# [PROBLEM DESCRIPTION]
Output the material beneath this task exactly, images excluded.
BEGIN MATERIALS PROVIDED
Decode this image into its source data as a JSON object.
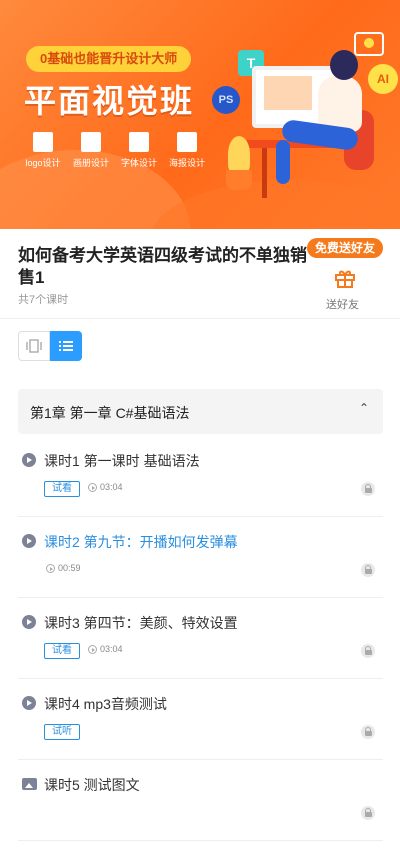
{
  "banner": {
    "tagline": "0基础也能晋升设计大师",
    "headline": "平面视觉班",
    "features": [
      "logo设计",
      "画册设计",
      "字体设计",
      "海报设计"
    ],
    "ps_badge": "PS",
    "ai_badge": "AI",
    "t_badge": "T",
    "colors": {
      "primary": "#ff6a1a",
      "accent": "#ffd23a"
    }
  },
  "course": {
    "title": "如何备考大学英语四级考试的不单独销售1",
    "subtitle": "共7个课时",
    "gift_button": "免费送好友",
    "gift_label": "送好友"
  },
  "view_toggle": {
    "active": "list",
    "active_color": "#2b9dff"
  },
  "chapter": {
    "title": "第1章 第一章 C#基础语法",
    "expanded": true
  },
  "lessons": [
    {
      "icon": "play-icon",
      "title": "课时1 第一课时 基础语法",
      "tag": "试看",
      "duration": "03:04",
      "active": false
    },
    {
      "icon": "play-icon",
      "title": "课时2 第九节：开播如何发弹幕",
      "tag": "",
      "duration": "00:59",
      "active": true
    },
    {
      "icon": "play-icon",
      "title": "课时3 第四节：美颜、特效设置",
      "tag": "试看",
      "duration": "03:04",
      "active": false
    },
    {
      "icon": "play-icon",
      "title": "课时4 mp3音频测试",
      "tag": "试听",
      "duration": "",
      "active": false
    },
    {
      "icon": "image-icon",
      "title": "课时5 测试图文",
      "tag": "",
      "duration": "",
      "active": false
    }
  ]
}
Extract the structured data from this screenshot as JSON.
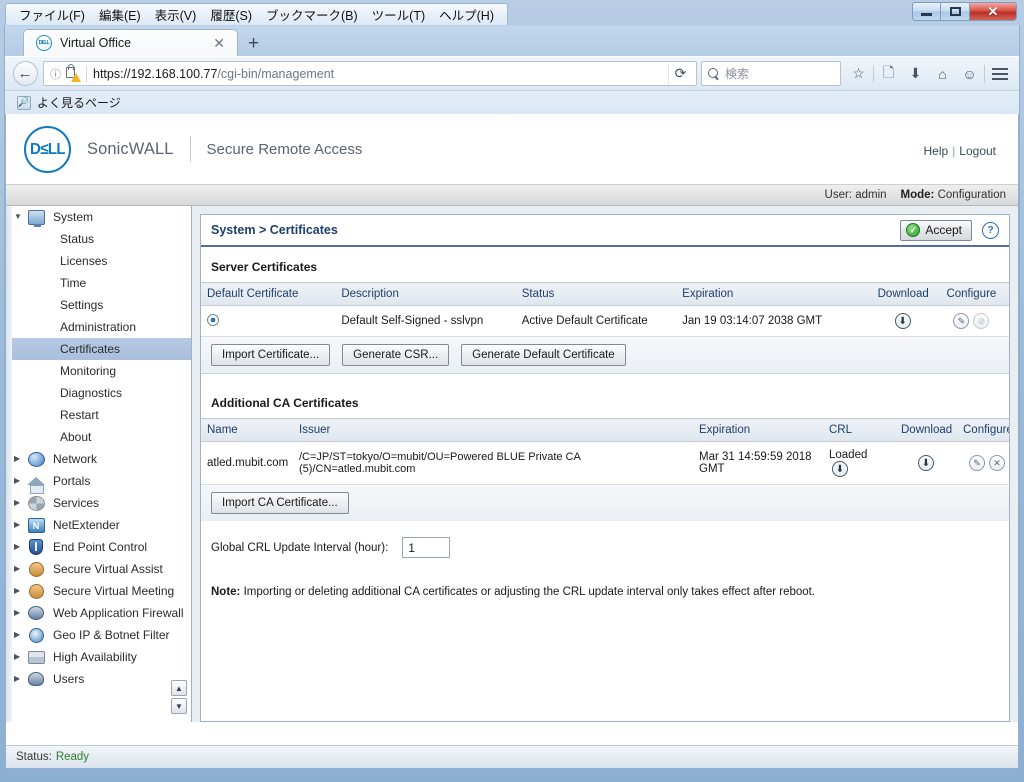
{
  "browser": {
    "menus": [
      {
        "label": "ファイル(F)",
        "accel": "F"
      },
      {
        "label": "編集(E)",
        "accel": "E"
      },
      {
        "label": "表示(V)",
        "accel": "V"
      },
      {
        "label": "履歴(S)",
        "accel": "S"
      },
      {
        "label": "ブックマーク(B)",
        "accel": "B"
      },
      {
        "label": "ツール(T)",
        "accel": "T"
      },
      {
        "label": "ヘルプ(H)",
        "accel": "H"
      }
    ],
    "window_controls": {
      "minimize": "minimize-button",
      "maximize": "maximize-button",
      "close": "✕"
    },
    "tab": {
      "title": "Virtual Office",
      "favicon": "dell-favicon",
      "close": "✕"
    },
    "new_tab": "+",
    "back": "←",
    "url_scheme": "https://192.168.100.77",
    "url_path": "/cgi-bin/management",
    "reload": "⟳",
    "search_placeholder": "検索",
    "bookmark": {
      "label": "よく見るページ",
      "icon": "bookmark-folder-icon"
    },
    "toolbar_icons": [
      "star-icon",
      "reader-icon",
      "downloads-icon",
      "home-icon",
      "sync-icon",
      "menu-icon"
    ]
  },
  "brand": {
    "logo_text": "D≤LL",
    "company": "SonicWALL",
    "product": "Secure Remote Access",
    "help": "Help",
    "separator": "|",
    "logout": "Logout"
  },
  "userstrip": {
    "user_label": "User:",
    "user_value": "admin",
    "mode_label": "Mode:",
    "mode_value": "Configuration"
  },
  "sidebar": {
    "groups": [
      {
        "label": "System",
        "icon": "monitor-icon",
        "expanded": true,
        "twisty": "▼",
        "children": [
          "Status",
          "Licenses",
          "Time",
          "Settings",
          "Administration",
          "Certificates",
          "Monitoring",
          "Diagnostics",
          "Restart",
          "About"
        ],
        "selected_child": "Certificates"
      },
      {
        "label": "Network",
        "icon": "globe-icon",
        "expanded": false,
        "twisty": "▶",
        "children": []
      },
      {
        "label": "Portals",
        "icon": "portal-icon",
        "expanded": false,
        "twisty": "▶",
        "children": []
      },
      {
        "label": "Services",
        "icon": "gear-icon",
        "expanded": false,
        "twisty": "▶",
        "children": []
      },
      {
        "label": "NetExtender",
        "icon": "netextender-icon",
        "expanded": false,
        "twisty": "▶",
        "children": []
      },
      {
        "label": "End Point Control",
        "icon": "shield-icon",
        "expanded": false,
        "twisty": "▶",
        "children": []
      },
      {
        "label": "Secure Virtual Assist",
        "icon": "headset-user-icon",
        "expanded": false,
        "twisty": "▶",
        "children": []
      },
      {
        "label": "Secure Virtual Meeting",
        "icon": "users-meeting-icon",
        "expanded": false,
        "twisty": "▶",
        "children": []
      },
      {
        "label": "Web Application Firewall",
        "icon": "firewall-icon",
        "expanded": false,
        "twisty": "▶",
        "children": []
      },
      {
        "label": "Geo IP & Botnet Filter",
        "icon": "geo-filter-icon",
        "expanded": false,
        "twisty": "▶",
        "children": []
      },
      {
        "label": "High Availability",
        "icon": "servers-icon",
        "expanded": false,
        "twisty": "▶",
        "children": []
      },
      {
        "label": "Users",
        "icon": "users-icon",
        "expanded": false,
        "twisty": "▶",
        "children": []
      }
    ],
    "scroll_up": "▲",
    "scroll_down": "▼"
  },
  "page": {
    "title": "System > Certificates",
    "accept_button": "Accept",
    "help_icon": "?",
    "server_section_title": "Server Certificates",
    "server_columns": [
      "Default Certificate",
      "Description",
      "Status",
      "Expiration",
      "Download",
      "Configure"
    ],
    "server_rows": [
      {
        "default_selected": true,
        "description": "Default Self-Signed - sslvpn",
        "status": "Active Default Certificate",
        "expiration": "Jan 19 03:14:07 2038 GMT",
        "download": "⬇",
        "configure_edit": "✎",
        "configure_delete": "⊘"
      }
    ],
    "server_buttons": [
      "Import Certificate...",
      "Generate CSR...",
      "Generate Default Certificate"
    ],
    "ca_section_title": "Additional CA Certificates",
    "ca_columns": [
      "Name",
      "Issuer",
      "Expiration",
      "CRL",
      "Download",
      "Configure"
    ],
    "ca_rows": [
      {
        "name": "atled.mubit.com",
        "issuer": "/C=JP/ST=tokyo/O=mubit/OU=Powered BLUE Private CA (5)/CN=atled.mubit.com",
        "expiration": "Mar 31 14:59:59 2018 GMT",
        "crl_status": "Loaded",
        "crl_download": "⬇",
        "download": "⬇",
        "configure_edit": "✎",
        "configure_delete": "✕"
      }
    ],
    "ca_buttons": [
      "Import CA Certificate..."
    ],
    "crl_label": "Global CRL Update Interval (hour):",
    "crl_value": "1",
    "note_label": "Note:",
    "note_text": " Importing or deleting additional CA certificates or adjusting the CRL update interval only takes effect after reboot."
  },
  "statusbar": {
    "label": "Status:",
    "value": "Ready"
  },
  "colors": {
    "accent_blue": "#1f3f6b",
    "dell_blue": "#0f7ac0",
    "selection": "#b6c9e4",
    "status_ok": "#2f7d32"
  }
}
END MATERIALS PROVIDED
# [RESULT FOR THIS TASK]
Decode this image into its source data as a JSON object.
{
  "banner": {
    "tagline": "0基础也能晋升设计大师",
    "headline": "平面视觉班",
    "features": [
      "logo设计",
      "画册设计",
      "字体设计",
      "海报设计"
    ],
    "ps_badge": "PS",
    "ai_badge": "AI",
    "t_badge": "T",
    "colors": {
      "primary": "#ff6a1a",
      "accent": "#ffd23a"
    }
  },
  "course": {
    "title": "如何备考大学英语四级考试的不单独销售1",
    "subtitle": "共7个课时",
    "gift_button": "免费送好友",
    "gift_label": "送好友"
  },
  "view_toggle": {
    "active": "list",
    "active_color": "#2b9dff"
  },
  "chapter": {
    "title": "第1章 第一章 C#基础语法",
    "expanded": true
  },
  "lessons": [
    {
      "icon": "play-icon",
      "title": "课时1 第一课时 基础语法",
      "tag": "试看",
      "duration": "03:04",
      "active": false
    },
    {
      "icon": "play-icon",
      "title": "课时2 第九节：开播如何发弹幕",
      "tag": "",
      "duration": "00:59",
      "active": true
    },
    {
      "icon": "play-icon",
      "title": "课时3 第四节：美颜、特效设置",
      "tag": "试看",
      "duration": "03:04",
      "active": false
    },
    {
      "icon": "play-icon",
      "title": "课时4 mp3音频测试",
      "tag": "试听",
      "duration": "",
      "active": false
    },
    {
      "icon": "image-icon",
      "title": "课时5 测试图文",
      "tag": "",
      "duration": "",
      "active": false
    }
  ]
}
Extract the structured data from this screenshot as JSON.
{
  "browser": {
    "menus": [
      {
        "label": "ファイル(F)",
        "accel": "F"
      },
      {
        "label": "編集(E)",
        "accel": "E"
      },
      {
        "label": "表示(V)",
        "accel": "V"
      },
      {
        "label": "履歴(S)",
        "accel": "S"
      },
      {
        "label": "ブックマーク(B)",
        "accel": "B"
      },
      {
        "label": "ツール(T)",
        "accel": "T"
      },
      {
        "label": "ヘルプ(H)",
        "accel": "H"
      }
    ],
    "window_controls": {
      "minimize": "minimize-button",
      "maximize": "maximize-button",
      "close": "✕"
    },
    "tab": {
      "title": "Virtual Office",
      "favicon": "dell-favicon",
      "close": "✕"
    },
    "new_tab": "+",
    "back": "←",
    "url_scheme": "https://192.168.100.77",
    "url_path": "/cgi-bin/management",
    "reload": "⟳",
    "search_placeholder": "検索",
    "bookmark": {
      "label": "よく見るページ",
      "icon": "bookmark-folder-icon"
    },
    "toolbar_icons": [
      "star-icon",
      "reader-icon",
      "downloads-icon",
      "home-icon",
      "sync-icon",
      "menu-icon"
    ]
  },
  "brand": {
    "logo_text": "D≤LL",
    "company": "SonicWALL",
    "product": "Secure Remote Access",
    "help": "Help",
    "separator": "|",
    "logout": "Logout"
  },
  "userstrip": {
    "user_label": "User:",
    "user_value": "admin",
    "mode_label": "Mode:",
    "mode_value": "Configuration"
  },
  "sidebar": {
    "groups": [
      {
        "label": "System",
        "icon": "monitor-icon",
        "expanded": true,
        "twisty": "▼",
        "children": [
          "Status",
          "Licenses",
          "Time",
          "Settings",
          "Administration",
          "Certificates",
          "Monitoring",
          "Diagnostics",
          "Restart",
          "About"
        ],
        "selected_child": "Certificates"
      },
      {
        "label": "Network",
        "icon": "globe-icon",
        "expanded": false,
        "twisty": "▶",
        "children": []
      },
      {
        "label": "Portals",
        "icon": "portal-icon",
        "expanded": false,
        "twisty": "▶",
        "children": []
      },
      {
        "label": "Services",
        "icon": "gear-icon",
        "expanded": false,
        "twisty": "▶",
        "children": []
      },
      {
        "label": "NetExtender",
        "icon": "netextender-icon",
        "expanded": false,
        "twisty": "▶",
        "children": []
      },
      {
        "label": "End Point Control",
        "icon": "shield-icon",
        "expanded": false,
        "twisty": "▶",
        "children": []
      },
      {
        "label": "Secure Virtual Assist",
        "icon": "headset-user-icon",
        "expanded": false,
        "twisty": "▶",
        "children": []
      },
      {
        "label": "Secure Virtual Meeting",
        "icon": "users-meeting-icon",
        "expanded": false,
        "twisty": "▶",
        "children": []
      },
      {
        "label": "Web Application Firewall",
        "icon": "firewall-icon",
        "expanded": false,
        "twisty": "▶",
        "children": []
      },
      {
        "label": "Geo IP & Botnet Filter",
        "icon": "geo-filter-icon",
        "expanded": false,
        "twisty": "▶",
        "children": []
      },
      {
        "label": "High Availability",
        "icon": "servers-icon",
        "expanded": false,
        "twisty": "▶",
        "children": []
      },
      {
        "label": "Users",
        "icon": "users-icon",
        "expanded": false,
        "twisty": "▶",
        "children": []
      }
    ],
    "scroll_up": "▲",
    "scroll_down": "▼"
  },
  "page": {
    "title": "System > Certificates",
    "accept_button": "Accept",
    "help_icon": "?",
    "server_section_title": "Server Certificates",
    "server_columns": [
      "Default Certificate",
      "Description",
      "Status",
      "Expiration",
      "Download",
      "Configure"
    ],
    "server_rows": [
      {
        "default_selected": true,
        "description": "Default Self-Signed - sslvpn",
        "status": "Active Default Certificate",
        "expiration": "Jan 19 03:14:07 2038 GMT",
        "download": "⬇",
        "configure_edit": "✎",
        "configure_delete": "⊘"
      }
    ],
    "server_buttons": [
      "Import Certificate...",
      "Generate CSR...",
      "Generate Default Certificate"
    ],
    "ca_section_title": "Additional CA Certificates",
    "ca_columns": [
      "Name",
      "Issuer",
      "Expiration",
      "CRL",
      "Download",
      "Configure"
    ],
    "ca_rows": [
      {
        "name": "atled.mubit.com",
        "issuer": "/C=JP/ST=tokyo/O=mubit/OU=Powered BLUE Private CA (5)/CN=atled.mubit.com",
        "expiration": "Mar 31 14:59:59 2018 GMT",
        "crl_status": "Loaded",
        "crl_download": "⬇",
        "download": "⬇",
        "configure_edit": "✎",
        "configure_delete": "✕"
      }
    ],
    "ca_buttons": [
      "Import CA Certificate..."
    ],
    "crl_label": "Global CRL Update Interval (hour):",
    "crl_value": "1",
    "note_label": "Note:",
    "note_text": " Importing or deleting additional CA certificates or adjusting the CRL update interval only takes effect after reboot."
  },
  "statusbar": {
    "label": "Status:",
    "value": "Ready"
  },
  "colors": {
    "accent_blue": "#1f3f6b",
    "dell_blue": "#0f7ac0",
    "selection": "#b6c9e4",
    "status_ok": "#2f7d32"
  }
}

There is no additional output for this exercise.